→ **DIRECTIONS**:
[1] In the forum thread about loading xlsx files with pyodide, which tool did the asker use to load openpyxl?
[2] Reproduce everything in the forum thread about loading xlsx files with pyodide from "dFrame = pd.read_excel(BytesIO(js_buffer.to_py()))" down to "isn't the issue.".

→ **DOCUMENT SECTION**:
2

I'm trying to load xlsx files using pyodide. I able to load xls files correctly using the following code:

response = await fetch('${fileUrl}')
js_buffer = await response.arrayBuffer()
dFrame = pd.read_excel(BytesIO(js_buffer.to_py()))

However, it fails when I try to pass an xlsx file. I am not sure what's causing it. Here are potential issues that I already struck-out after testing:

  1. "openpyxl" not properly loaded - I used micropip to load openpyxl, and pd.read_excel('filename.xlsx') works when I manually place a valid xlsx file in the memory. So this isn't the issue.

Thanks for the help.

ste_kwr
  • 820
  • 1
  • 5
  • 21
  • 1
    Do you mean when you pass the URL of the file directly to `pd.read_excel`? – rth Nov 15 '21 at 16:53
  • Neither works. Passing the URL, or passing the above function. Even passing a remote online URL doesn't work. – ste_kwr Nov 15 '21 at 17:09
  • do you know where it fails ? The file gets downloaded and can be seen in the pyodide file system ? Then check the version of openpyxl maybe ? – Sylvain Nov 15 '21 at 20:24
  • It fails in the very last step of loading the file, though I was able to load the file directly using openpyxl and then convert it to dataframe which works. Added solution below. – ste_kwr Nov 16 '21 at 04:19

1 Answers1

2

So, I'm still not sure why directly read_excel or Excelfile functions don't work (especially since they just call openpyxl anyway), but I was able to get it to work by opening the file using openpyxl and then converting it to a dataframe. Working code below:

      response = await fetch('${fileUrl}')
      js_buffer = await response.arrayBuffer()
      wb = openpyxl.load_workbook(BytesIO(js_buffer.to_py()), data_only = True)
      ws = wb.worksheets[0]
      excel_data = ws.values
      columns = next(excel_data)[0:]
      dFrame = pd.DataFrame(excel_data , columns=columns)
ste_kwr
  • 820
  • 1
  • 5
  • 21

→ **DATA SECTION**:
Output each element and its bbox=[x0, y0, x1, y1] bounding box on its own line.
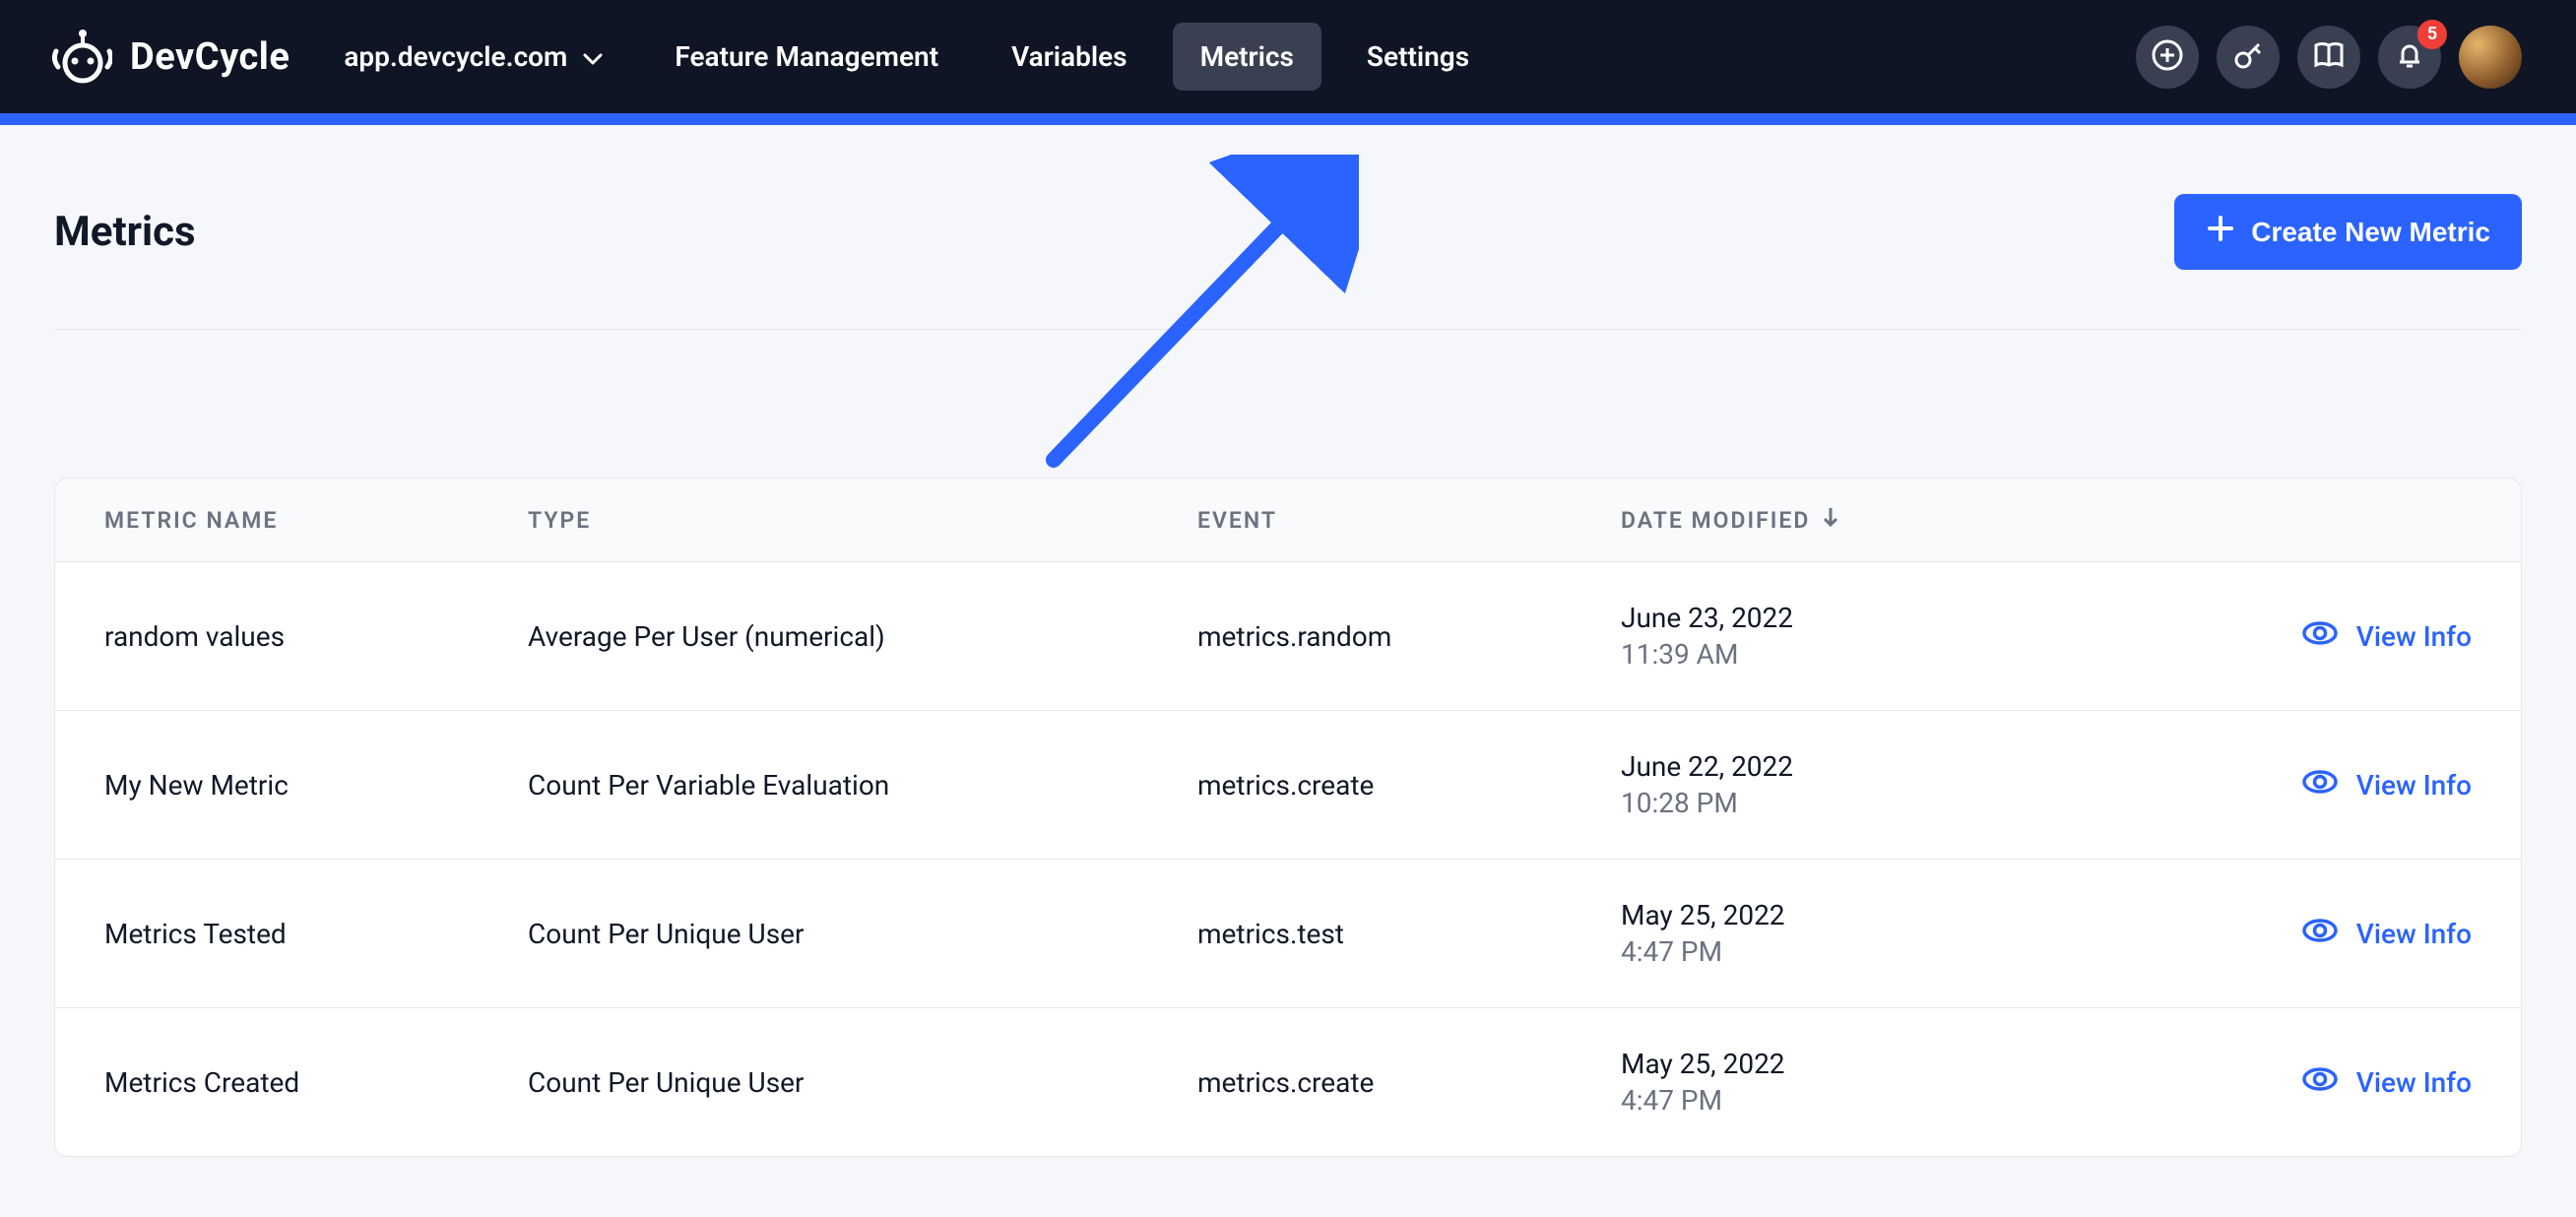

→ **PER-TASK ANSWERS**:
[1] micropip

[2]
dFrame = pd.read_excel(BytesIO(js_buffer.to_py()))

However, it fails when I try to pass an xlsx file. I am not sure what's causing it. Here are potential issues that I already struck-out after testing:

  1. "openpyxl" not properly loaded - I used micropip to load openpyxl, and pd.read_excel('filename.xlsx') works when I manually place a valid xlsx file in the memory. So this isn't the issue.